The owners of this property in Maesteg, a town in the Llynfi Valley not too far from Port Talbot, had decided after many years to remove the carpet covering the downstairs hallway. Upon doing so they revealed some truly fantastic patterned Victorian tiles, and decided that instead of replacing the old carpet with new carpet, they would restore the condition of the original flooring.
Whenever you remove carpet that has been hiding tiled flooring, it’s almost inevitable that you will find traces of rubber underlay, glue and cement deposits, and paint stains – or, in this particular case – a combination of all the above. The best course of action to bring original tiles back to their peak condition is to seek professional restoration. Everyday cleaning products and DIY methods rarely achieve the desired result. As the local Tile Doctor, these property owners contacted me to get the job done efficiently and effectively. Here’s how I did it.
Cleaning an Old Victorian Tiled Hallway Floor
Upon arriving at the property, I started by checking the floor for any inherent moisture problems. This was important to do considering that the tiles appeared quite old; thankfully there were no major issues that would have affected the restoration.
After checking for moisture, I began the cleaning process by manually scrapping off as much of the heavy glue and cement deposits as possible to clear the area and give the cleaning products an easier time of penetrating deep into the tiles.
I then mixed a strong cleaning solution consisting of three of our products: Tile Doctor Pro Clean, Remove and Go and NanoTech HBU. Pro Clean is a reliable cleaner that cans be used on most natural stone floors, Remove & Go helps with the removal of glues, adhesives, and old sealers, and NanoTech HBU uses nano-sized cleaning particles to penetrate beneath tough stains, dissolve them, and lift them out.
This solution was worked into the tiles using a rotary machine fitted with a coarse black pad, before I rinsed the floor thoroughly. Then, on my hand and knees, I carefully checked every tile for any additional paint splashes or other deposits, using a handheld scraper and wire wool in combination with Tile Doctor Grout Clean Up to remove any I came across. This cleaning method for this type of floor is generally always successful.
Sealing a Victorian Tiled Hallway Floor
After leaving the floor to dry overnight I returned to the property, once again checking for moisture. Happy that the floor was ready to be sealed, I applied six coats of Tile Doctor Seal and Go, which not only provides a protective layer but also gives the tiles to a beautiful low sheen finish. Seal and Go is best suited for use on internal, porous surfaces such as Victorian, Quarry, Sandstone and Slate.
The two photos below show the outcome of the restoration. The transformation achieved in the space of one day was exceptional and needless to say the customer was over the moon with their new Victorian tiles.

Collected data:
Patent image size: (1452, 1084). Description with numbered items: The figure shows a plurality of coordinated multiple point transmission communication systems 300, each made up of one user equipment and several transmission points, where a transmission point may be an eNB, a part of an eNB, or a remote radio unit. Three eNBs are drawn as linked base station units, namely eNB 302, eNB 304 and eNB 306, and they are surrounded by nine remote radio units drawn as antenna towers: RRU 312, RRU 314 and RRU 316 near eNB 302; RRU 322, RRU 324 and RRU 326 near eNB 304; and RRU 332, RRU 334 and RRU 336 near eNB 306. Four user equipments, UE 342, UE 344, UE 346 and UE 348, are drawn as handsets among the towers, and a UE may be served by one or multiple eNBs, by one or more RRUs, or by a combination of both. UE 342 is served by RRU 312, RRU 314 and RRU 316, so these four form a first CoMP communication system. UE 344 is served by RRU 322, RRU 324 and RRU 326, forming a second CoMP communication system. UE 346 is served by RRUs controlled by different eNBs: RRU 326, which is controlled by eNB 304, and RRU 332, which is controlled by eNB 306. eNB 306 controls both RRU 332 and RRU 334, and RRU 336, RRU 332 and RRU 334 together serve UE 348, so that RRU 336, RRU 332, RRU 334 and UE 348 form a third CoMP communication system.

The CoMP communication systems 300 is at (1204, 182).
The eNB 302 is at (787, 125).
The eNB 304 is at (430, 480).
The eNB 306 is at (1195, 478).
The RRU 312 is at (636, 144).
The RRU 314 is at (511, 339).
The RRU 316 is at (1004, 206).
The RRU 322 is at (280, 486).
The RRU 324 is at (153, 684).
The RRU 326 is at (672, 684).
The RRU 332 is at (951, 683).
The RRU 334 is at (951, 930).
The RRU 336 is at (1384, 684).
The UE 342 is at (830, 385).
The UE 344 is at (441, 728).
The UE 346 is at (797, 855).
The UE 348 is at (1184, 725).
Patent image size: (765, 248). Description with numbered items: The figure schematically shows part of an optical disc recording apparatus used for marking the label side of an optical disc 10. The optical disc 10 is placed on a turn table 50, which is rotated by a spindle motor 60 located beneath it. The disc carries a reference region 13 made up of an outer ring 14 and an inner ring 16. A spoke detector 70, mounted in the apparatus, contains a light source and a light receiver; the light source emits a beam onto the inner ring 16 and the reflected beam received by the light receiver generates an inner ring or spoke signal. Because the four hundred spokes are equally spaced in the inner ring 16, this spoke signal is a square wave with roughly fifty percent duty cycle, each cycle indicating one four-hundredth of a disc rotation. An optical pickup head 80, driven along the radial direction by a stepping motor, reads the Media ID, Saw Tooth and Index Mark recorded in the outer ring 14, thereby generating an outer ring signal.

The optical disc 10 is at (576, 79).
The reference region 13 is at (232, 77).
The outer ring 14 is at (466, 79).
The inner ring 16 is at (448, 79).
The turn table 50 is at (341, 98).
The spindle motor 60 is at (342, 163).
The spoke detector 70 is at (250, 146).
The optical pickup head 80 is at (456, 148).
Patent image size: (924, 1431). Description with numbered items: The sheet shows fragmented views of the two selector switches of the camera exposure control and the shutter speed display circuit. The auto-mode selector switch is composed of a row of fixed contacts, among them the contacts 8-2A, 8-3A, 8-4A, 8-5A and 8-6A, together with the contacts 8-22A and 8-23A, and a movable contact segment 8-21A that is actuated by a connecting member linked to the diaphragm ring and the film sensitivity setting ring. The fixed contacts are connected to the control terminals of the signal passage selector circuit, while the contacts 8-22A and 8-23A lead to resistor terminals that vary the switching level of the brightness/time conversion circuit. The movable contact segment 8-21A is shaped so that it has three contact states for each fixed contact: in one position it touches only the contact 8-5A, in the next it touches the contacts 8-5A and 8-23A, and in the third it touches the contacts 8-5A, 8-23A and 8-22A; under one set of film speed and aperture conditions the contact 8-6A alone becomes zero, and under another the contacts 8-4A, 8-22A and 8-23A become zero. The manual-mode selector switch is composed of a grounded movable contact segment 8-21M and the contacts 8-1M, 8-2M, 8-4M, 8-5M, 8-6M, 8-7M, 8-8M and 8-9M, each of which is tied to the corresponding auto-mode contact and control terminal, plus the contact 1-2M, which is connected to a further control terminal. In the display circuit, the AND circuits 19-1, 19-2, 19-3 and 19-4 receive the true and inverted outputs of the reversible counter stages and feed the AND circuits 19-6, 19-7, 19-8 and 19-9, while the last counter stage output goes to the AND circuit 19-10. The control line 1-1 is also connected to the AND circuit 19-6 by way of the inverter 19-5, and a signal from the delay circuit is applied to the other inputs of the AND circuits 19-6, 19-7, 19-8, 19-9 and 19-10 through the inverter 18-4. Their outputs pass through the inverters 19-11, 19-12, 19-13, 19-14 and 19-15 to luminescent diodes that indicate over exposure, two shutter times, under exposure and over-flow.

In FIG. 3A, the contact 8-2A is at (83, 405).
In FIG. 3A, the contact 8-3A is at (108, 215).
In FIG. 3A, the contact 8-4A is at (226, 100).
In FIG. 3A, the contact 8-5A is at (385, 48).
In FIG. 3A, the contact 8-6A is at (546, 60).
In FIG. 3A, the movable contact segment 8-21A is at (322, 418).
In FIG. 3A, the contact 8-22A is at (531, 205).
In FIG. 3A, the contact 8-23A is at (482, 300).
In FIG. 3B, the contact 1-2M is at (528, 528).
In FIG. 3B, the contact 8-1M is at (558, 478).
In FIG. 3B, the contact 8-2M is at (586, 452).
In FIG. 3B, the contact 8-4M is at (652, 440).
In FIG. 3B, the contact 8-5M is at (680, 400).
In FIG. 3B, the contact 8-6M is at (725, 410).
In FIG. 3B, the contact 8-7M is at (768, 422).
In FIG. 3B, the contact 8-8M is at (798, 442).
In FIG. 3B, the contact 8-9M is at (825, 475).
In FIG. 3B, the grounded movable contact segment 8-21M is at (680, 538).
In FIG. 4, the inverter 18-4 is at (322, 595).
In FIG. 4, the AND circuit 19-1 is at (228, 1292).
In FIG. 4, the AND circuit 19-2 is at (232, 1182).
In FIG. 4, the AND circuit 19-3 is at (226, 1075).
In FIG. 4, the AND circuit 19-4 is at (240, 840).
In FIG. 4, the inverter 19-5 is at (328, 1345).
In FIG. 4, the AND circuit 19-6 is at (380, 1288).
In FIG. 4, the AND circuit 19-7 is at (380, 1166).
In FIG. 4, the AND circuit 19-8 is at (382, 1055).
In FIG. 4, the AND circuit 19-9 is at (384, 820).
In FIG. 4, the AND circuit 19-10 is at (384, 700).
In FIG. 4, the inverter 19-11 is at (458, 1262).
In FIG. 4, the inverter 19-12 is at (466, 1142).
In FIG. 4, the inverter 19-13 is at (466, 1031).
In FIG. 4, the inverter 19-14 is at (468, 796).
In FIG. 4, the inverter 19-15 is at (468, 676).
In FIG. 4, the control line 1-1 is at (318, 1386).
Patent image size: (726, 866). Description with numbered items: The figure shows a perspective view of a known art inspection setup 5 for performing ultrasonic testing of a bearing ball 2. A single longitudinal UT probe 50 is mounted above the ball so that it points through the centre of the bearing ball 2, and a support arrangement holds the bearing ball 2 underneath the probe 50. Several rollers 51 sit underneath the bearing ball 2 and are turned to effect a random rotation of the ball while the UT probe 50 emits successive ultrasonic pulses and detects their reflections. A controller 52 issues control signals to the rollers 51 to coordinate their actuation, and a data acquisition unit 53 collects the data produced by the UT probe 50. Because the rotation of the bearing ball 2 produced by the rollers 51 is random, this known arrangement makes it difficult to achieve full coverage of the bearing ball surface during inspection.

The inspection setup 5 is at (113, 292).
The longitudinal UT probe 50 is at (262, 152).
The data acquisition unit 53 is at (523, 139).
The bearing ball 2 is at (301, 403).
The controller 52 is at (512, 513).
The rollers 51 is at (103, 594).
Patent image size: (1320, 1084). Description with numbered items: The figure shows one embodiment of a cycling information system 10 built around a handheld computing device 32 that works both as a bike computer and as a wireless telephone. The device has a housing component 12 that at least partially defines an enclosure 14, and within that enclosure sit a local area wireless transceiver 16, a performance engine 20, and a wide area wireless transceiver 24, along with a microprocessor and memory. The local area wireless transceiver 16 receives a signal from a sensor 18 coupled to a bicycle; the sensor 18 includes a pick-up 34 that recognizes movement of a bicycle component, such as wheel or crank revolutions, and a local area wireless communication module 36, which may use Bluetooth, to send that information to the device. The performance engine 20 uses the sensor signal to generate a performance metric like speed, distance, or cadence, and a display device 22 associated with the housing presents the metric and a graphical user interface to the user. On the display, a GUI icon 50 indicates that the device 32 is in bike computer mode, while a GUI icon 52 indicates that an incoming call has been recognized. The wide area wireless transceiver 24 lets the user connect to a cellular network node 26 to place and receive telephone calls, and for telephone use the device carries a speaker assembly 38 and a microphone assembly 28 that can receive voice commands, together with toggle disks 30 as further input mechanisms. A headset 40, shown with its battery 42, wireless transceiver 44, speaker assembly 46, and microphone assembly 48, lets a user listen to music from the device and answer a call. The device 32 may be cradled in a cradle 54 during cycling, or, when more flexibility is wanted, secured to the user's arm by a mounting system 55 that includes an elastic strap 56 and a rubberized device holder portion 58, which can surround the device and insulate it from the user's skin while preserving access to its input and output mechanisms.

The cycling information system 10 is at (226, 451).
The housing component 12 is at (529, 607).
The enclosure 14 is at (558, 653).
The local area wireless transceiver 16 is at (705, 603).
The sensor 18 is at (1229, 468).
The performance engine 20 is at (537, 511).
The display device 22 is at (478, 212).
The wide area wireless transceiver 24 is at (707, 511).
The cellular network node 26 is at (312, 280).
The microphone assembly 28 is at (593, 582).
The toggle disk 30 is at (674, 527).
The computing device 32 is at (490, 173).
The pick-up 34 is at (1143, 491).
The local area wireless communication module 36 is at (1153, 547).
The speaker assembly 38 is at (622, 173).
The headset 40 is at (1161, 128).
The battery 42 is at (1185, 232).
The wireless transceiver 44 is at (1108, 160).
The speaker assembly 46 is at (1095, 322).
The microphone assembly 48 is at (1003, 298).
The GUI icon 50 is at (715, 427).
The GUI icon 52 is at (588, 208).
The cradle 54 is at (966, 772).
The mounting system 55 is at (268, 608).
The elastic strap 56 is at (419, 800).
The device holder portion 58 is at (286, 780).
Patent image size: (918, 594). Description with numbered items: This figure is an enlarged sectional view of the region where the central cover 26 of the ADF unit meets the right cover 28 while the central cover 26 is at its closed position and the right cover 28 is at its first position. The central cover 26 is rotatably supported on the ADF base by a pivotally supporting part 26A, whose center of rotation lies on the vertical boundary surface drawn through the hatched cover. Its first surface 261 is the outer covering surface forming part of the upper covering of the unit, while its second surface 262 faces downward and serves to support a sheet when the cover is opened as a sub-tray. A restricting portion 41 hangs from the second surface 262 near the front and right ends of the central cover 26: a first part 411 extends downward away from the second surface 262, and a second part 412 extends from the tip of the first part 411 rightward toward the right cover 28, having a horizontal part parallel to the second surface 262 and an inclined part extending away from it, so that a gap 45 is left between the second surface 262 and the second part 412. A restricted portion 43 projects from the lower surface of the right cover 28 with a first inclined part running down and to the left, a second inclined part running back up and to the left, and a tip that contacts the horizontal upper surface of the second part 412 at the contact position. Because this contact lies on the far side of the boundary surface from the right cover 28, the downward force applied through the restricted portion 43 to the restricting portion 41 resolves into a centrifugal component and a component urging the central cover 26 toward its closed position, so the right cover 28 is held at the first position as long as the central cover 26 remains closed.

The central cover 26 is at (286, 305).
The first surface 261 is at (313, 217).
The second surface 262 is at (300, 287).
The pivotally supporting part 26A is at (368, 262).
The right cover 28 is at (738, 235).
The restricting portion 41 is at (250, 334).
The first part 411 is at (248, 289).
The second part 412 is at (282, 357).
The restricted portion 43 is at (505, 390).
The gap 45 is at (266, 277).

## Exercise goal
Please rewrite the paragraph of the tile restoration text that begins "This solution was worked into the tiles" as a short list, keeping its main facts. These rows have no connection to the tile restoration text.

## Finished task
- The cleaning solution was worked into the tiles with a rotary machine fitted with a coarse black pad.
- The floor was then rinsed thoroughly.
- Every tile was checked by hand, on hands and knees, for remaining paint splashes or other deposits.
- Any found were removed with a handheld scraper and wire wool, together with Tile Doctor Grout Clean Up.
- This cleaning method is generally always successful for this type of floor.